----- Records provided -----
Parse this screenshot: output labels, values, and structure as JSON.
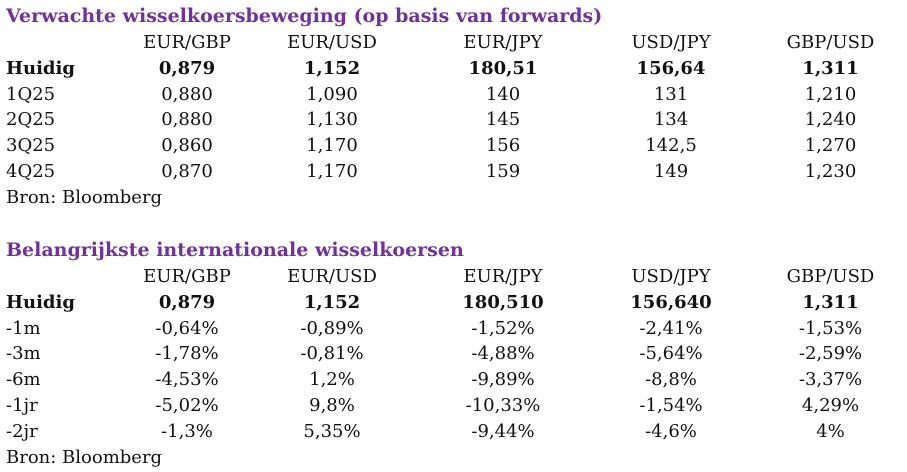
{
  "forwards": {
    "title": "Verwachte wisselkoersbeweging (op basis van forwards)",
    "headers": [
      "EUR/GBP",
      "EUR/USD",
      "EUR/JPY",
      "USD/JPY",
      "GBP/USD"
    ],
    "rows": [
      {
        "label": "Huidig",
        "values": [
          "0,879",
          "1,152",
          "180,51",
          "156,64",
          "1,311"
        ]
      },
      {
        "label": "1Q25",
        "values": [
          "0,880",
          "1,090",
          "140",
          "131",
          "1,210"
        ]
      },
      {
        "label": "2Q25",
        "values": [
          "0,880",
          "1,130",
          "145",
          "134",
          "1,240"
        ]
      },
      {
        "label": "3Q25",
        "values": [
          "0,860",
          "1,170",
          "156",
          "142,5",
          "1,270"
        ]
      },
      {
        "label": "4Q25",
        "values": [
          "0,870",
          "1,170",
          "159",
          "149",
          "1,230"
        ]
      }
    ],
    "source": "Bron: Bloomberg"
  },
  "rates": {
    "title": "Belangrijkste internationale wisselkoersen",
    "headers": [
      "EUR/GBP",
      "EUR/USD",
      "EUR/JPY",
      "USD/JPY",
      "GBP/USD"
    ],
    "rows": [
      {
        "label": "Huidig",
        "values": [
          "0,879",
          "1,152",
          "180,510",
          "156,640",
          "1,311"
        ]
      },
      {
        "label": "-1m",
        "values": [
          "-0,64%",
          "-0,89%",
          "-1,52%",
          "-2,41%",
          "-1,53%"
        ]
      },
      {
        "label": "-3m",
        "values": [
          "-1,78%",
          "-0,81%",
          "-4,88%",
          "-5,64%",
          "-2,59%"
        ]
      },
      {
        "label": "-6m",
        "values": [
          "-4,53%",
          "1,2%",
          "-9,89%",
          "-8,8%",
          "-3,37%"
        ]
      },
      {
        "label": "-1jr",
        "values": [
          "-5,02%",
          "9,8%",
          "-10,33%",
          "-1,54%",
          "4,29%"
        ]
      },
      {
        "label": "-2jr",
        "values": [
          "-1,3%",
          "5,35%",
          "-9,44%",
          "-4,6%",
          "4%"
        ]
      }
    ],
    "source": "Bron: Bloomberg"
  },
  "colors": {
    "title": "#7030a0"
  }
}
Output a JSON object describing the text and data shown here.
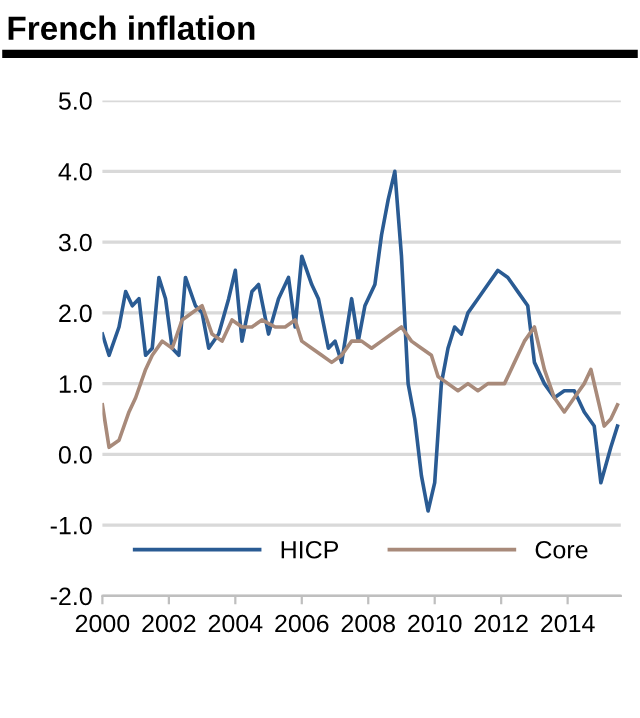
{
  "chart_data": {
    "type": "line",
    "title": "French inflation",
    "series": [
      {
        "name": "HICP",
        "color": "#2a5b93",
        "x": [
          2000.0,
          2000.2,
          2000.5,
          2000.7,
          2000.9,
          2001.1,
          2001.3,
          2001.5,
          2001.7,
          2001.9,
          2002.1,
          2002.3,
          2002.5,
          2002.8,
          2003.0,
          2003.2,
          2003.5,
          2003.8,
          2004.0,
          2004.2,
          2004.5,
          2004.7,
          2005.0,
          2005.3,
          2005.6,
          2005.8,
          2006.0,
          2006.3,
          2006.5,
          2006.8,
          2007.0,
          2007.2,
          2007.5,
          2007.7,
          2007.9,
          2008.2,
          2008.4,
          2008.6,
          2008.8,
          2009.0,
          2009.2,
          2009.4,
          2009.6,
          2009.8,
          2010.0,
          2010.2,
          2010.4,
          2010.6,
          2010.8,
          2011.0,
          2011.3,
          2011.6,
          2011.9,
          2012.2,
          2012.5,
          2012.8,
          2013.0,
          2013.3,
          2013.6,
          2013.9,
          2014.2,
          2014.5,
          2014.8,
          2015.0,
          2015.3,
          2015.5
        ],
        "values": [
          1.7,
          1.4,
          1.8,
          2.3,
          2.1,
          2.2,
          1.4,
          1.5,
          2.5,
          2.2,
          1.5,
          1.4,
          2.5,
          2.1,
          2.0,
          1.5,
          1.7,
          2.2,
          2.6,
          1.6,
          2.3,
          2.4,
          1.7,
          2.2,
          2.5,
          1.8,
          2.8,
          2.4,
          2.2,
          1.5,
          1.6,
          1.3,
          2.2,
          1.6,
          2.1,
          2.4,
          3.1,
          3.6,
          4.0,
          2.8,
          1.0,
          0.5,
          -0.3,
          -0.8,
          -0.4,
          1.0,
          1.5,
          1.8,
          1.7,
          2.0,
          2.2,
          2.4,
          2.6,
          2.5,
          2.3,
          2.1,
          1.3,
          1.0,
          0.8,
          0.9,
          0.9,
          0.6,
          0.4,
          -0.4,
          0.1,
          0.4
        ]
      },
      {
        "name": "Core",
        "color": "#a88a7a",
        "x": [
          2000.0,
          2000.2,
          2000.5,
          2000.8,
          2001.0,
          2001.3,
          2001.5,
          2001.8,
          2002.1,
          2002.4,
          2002.7,
          2003.0,
          2003.3,
          2003.6,
          2003.9,
          2004.2,
          2004.5,
          2004.8,
          2005.2,
          2005.5,
          2005.8,
          2006.0,
          2006.3,
          2006.6,
          2006.9,
          2007.2,
          2007.5,
          2007.8,
          2008.1,
          2008.4,
          2008.7,
          2009.0,
          2009.3,
          2009.6,
          2009.9,
          2010.1,
          2010.4,
          2010.7,
          2011.0,
          2011.3,
          2011.6,
          2011.9,
          2012.1,
          2012.4,
          2012.7,
          2013.0,
          2013.3,
          2013.6,
          2013.9,
          2014.2,
          2014.5,
          2014.7,
          2014.9,
          2015.1,
          2015.3,
          2015.5
        ],
        "values": [
          0.7,
          0.1,
          0.2,
          0.6,
          0.8,
          1.2,
          1.4,
          1.6,
          1.5,
          1.9,
          2.0,
          2.1,
          1.7,
          1.6,
          1.9,
          1.8,
          1.8,
          1.9,
          1.8,
          1.8,
          1.9,
          1.6,
          1.5,
          1.4,
          1.3,
          1.4,
          1.6,
          1.6,
          1.5,
          1.6,
          1.7,
          1.8,
          1.6,
          1.5,
          1.4,
          1.1,
          1.0,
          0.9,
          1.0,
          0.9,
          1.0,
          1.0,
          1.0,
          1.3,
          1.6,
          1.8,
          1.2,
          0.8,
          0.6,
          0.8,
          1.0,
          1.2,
          0.8,
          0.4,
          0.5,
          0.7
        ]
      }
    ],
    "xlim": [
      2000,
      2015.6
    ],
    "xticks": [
      2000,
      2002,
      2004,
      2006,
      2008,
      2010,
      2012,
      2014
    ],
    "ylim": [
      -2,
      5
    ],
    "yticks": [
      {
        "value": -2,
        "label": "-2.0"
      },
      {
        "value": -1,
        "label": "-1.0"
      },
      {
        "value": 0,
        "label": "0.0"
      },
      {
        "value": 1,
        "label": "1.0"
      },
      {
        "value": 2,
        "label": "2.0"
      },
      {
        "value": 3,
        "label": "3.0"
      },
      {
        "value": 4,
        "label": "4.0"
      },
      {
        "value": 5,
        "label": "5.0"
      }
    ],
    "grid": "y",
    "legend": "bottom",
    "line_style": "solid",
    "marker": "none"
  }
}
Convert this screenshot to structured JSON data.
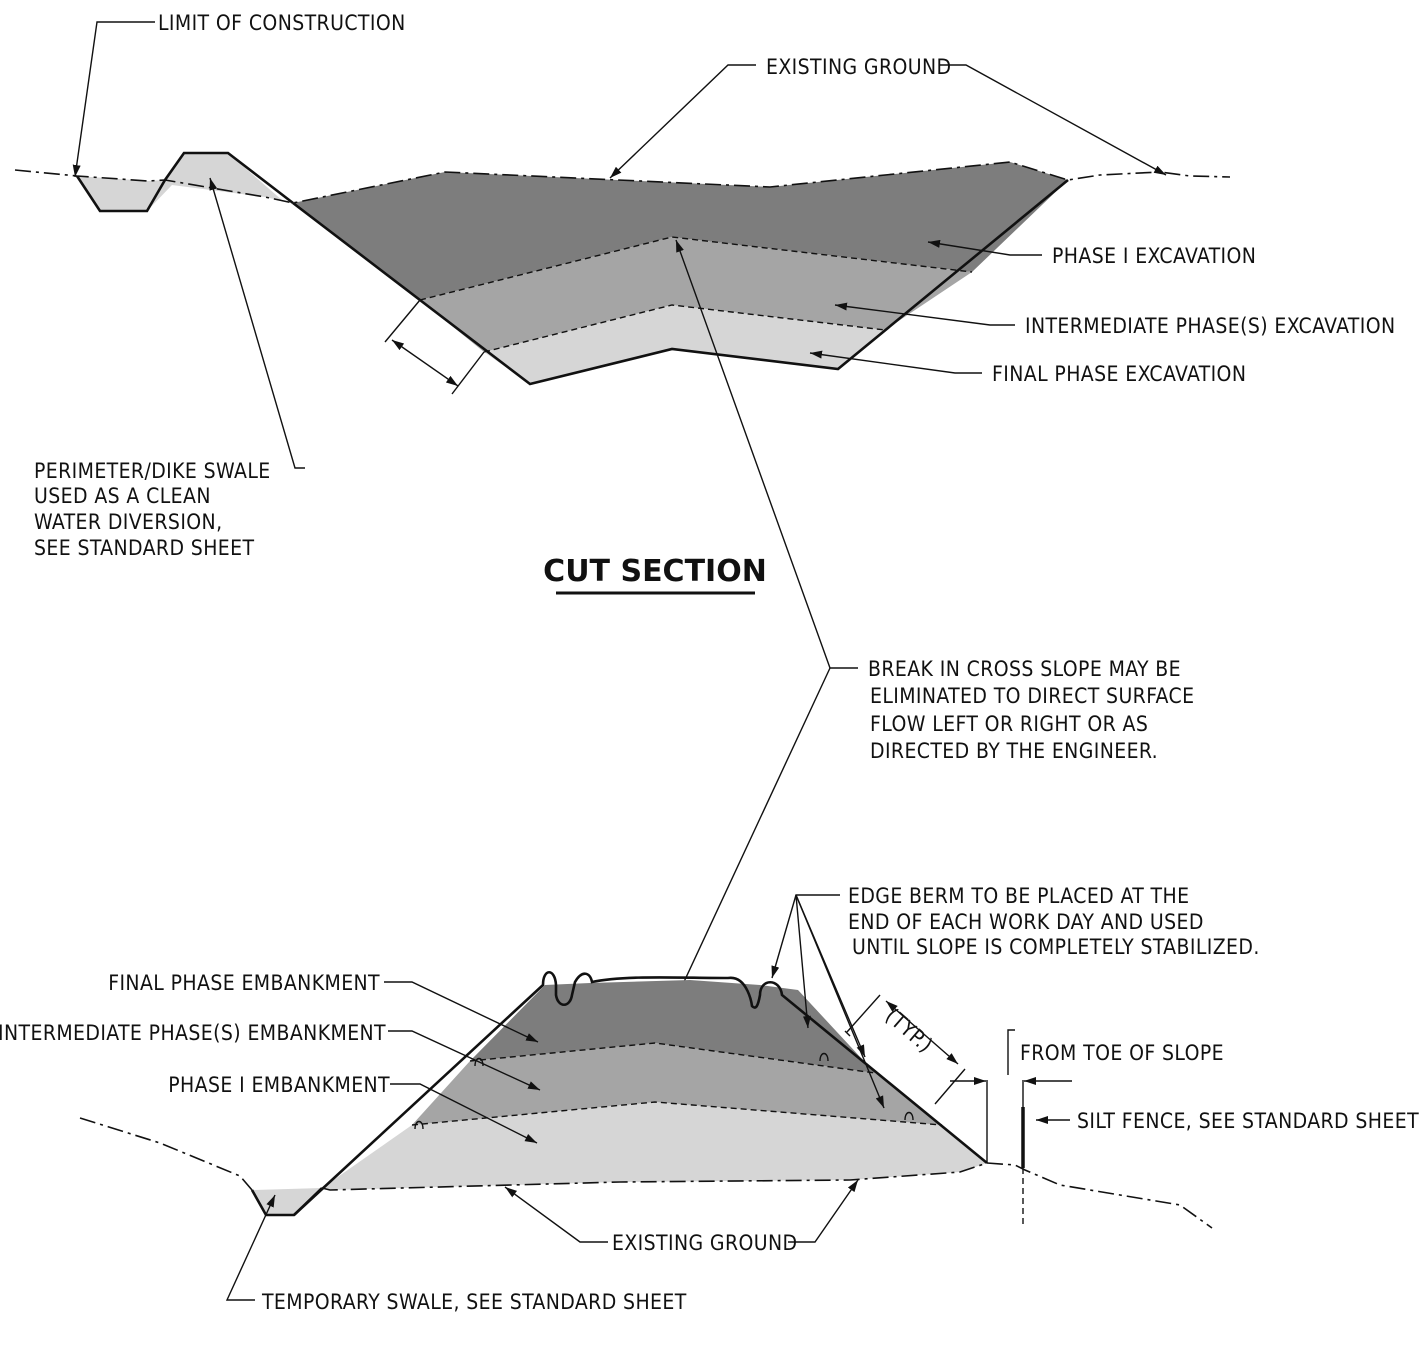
{
  "title": "CUT SECTION",
  "cut_section": {
    "limit_of_construction": "LIMIT OF CONSTRUCTION",
    "existing_ground": "EXISTING GROUND",
    "phase1_excavation": "PHASE I EXCAVATION",
    "intermediate_excavation": "INTERMEDIATE PHASE(S) EXCAVATION",
    "final_excavation": "FINAL PHASE EXCAVATION",
    "perimeter_swale": [
      "PERIMETER/DIKE SWALE",
      "USED AS A CLEAN",
      "WATER DIVERSION,",
      "SEE STANDARD SHEET"
    ]
  },
  "break_note": [
    "BREAK IN CROSS SLOPE MAY BE",
    "ELIMINATED TO DIRECT SURFACE",
    "FLOW LEFT OR RIGHT OR AS",
    "DIRECTED BY THE ENGINEER."
  ],
  "fill_section": {
    "edge_berm": [
      "EDGE BERM TO BE PLACED AT THE",
      "END OF EACH WORK DAY AND USED",
      "UNTIL SLOPE IS COMPLETELY STABILIZED."
    ],
    "final_embankment": "FINAL PHASE EMBANKMENT",
    "intermediate_embankment": "INTERMEDIATE PHASE(S) EMBANKMENT",
    "phase1_embankment": "PHASE I EMBANKMENT",
    "typ": "(TYP.)",
    "from_toe": "FROM TOE OF SLOPE",
    "silt_fence": "SILT FENCE, SEE STANDARD SHEET",
    "existing_ground": "EXISTING GROUND",
    "temporary_swale": "TEMPORARY SWALE, SEE STANDARD SHEET"
  },
  "colors": {
    "dark": "#7d7d7d",
    "medium": "#a5a5a5",
    "light": "#d6d6d6",
    "line": "#111111"
  }
}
-----
**Exercise aim**
Reproduce exactly, and only, the lines from the one containing "Convert this screenshot" through the last line of the records above, both included, leaving out any pictures.

**Final result**
Convert this screenshot to structured JSON data.
{
  "title": "CUT SECTION",
  "cut_section": {
    "limit_of_construction": "LIMIT OF CONSTRUCTION",
    "existing_ground": "EXISTING GROUND",
    "phase1_excavation": "PHASE I EXCAVATION",
    "intermediate_excavation": "INTERMEDIATE PHASE(S) EXCAVATION",
    "final_excavation": "FINAL PHASE EXCAVATION",
    "perimeter_swale": [
      "PERIMETER/DIKE SWALE",
      "USED AS A CLEAN",
      "WATER DIVERSION,",
      "SEE STANDARD SHEET"
    ]
  },
  "break_note": [
    "BREAK IN CROSS SLOPE MAY BE",
    "ELIMINATED TO DIRECT SURFACE",
    "FLOW LEFT OR RIGHT OR AS",
    "DIRECTED BY THE ENGINEER."
  ],
  "fill_section": {
    "edge_berm": [
      "EDGE BERM TO BE PLACED AT THE",
      "END OF EACH WORK DAY AND USED",
      "UNTIL SLOPE IS COMPLETELY STABILIZED."
    ],
    "final_embankment": "FINAL PHASE EMBANKMENT",
    "intermediate_embankment": "INTERMEDIATE PHASE(S) EMBANKMENT",
    "phase1_embankment": "PHASE I EMBANKMENT",
    "typ": "(TYP.)",
    "from_toe": "FROM TOE OF SLOPE",
    "silt_fence": "SILT FENCE, SEE STANDARD SHEET",
    "existing_ground": "EXISTING GROUND",
    "temporary_swale": "TEMPORARY SWALE, SEE STANDARD SHEET"
  },
  "colors": {
    "dark": "#7d7d7d",
    "medium": "#a5a5a5",
    "light": "#d6d6d6",
    "line": "#111111"
  }
}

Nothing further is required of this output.